**TASK DETAILS**
Go through the lines below and copy each one that holds the string "Волга".

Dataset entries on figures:
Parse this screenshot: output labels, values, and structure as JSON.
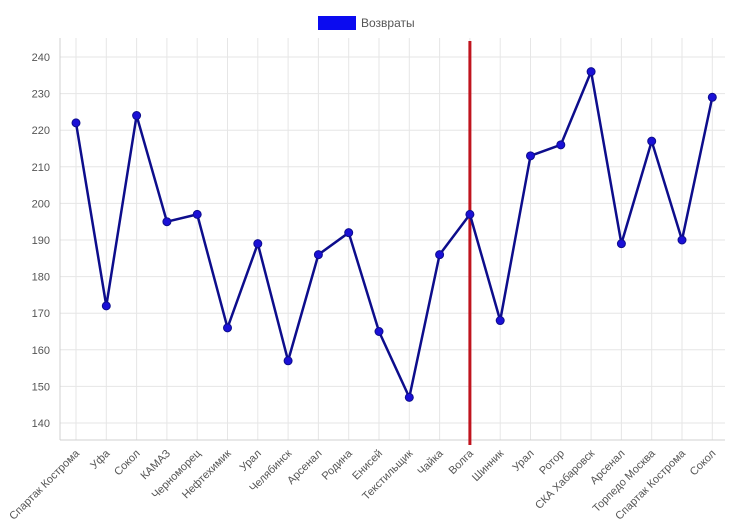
{
  "chart_data": {
    "type": "line",
    "categories": [
      "Спартак Кострома",
      "Уфа",
      "Сокол",
      "КАМАЗ",
      "Черноморец",
      "Нефтехимик",
      "Урал",
      "Челябинск",
      "Арсенал",
      "Родина",
      "Енисей",
      "Текстильщик",
      "Чайка",
      "Волга",
      "Шинник",
      "Урал",
      "Ротор",
      "СКА Хабаровск",
      "Арсенал",
      "Торпедо Москва",
      "Спартак Кострома",
      "Сокол"
    ],
    "series": [
      {
        "name": "Возвраты",
        "values": [
          222,
          172,
          224,
          195,
          197,
          166,
          189,
          157,
          186,
          192,
          165,
          147,
          186,
          197,
          168,
          213,
          216,
          236,
          189,
          217,
          190,
          229
        ]
      }
    ],
    "y_ticks": [
      140,
      150,
      160,
      170,
      180,
      190,
      200,
      210,
      220,
      230,
      240
    ],
    "ylim": [
      135,
      245
    ],
    "grid": true,
    "legend_position": "top-center",
    "vertical_marker_category": "Волга",
    "colors": {
      "line": "#0d0d8c",
      "marker": "#1a10d6",
      "legend": "#0b0bf0",
      "vline": "#c0141e",
      "grid": "#e6e6e6"
    }
  }
}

**EXERCISE RESULT**
      "Волга",
    "vertical_marker_category": "Волга",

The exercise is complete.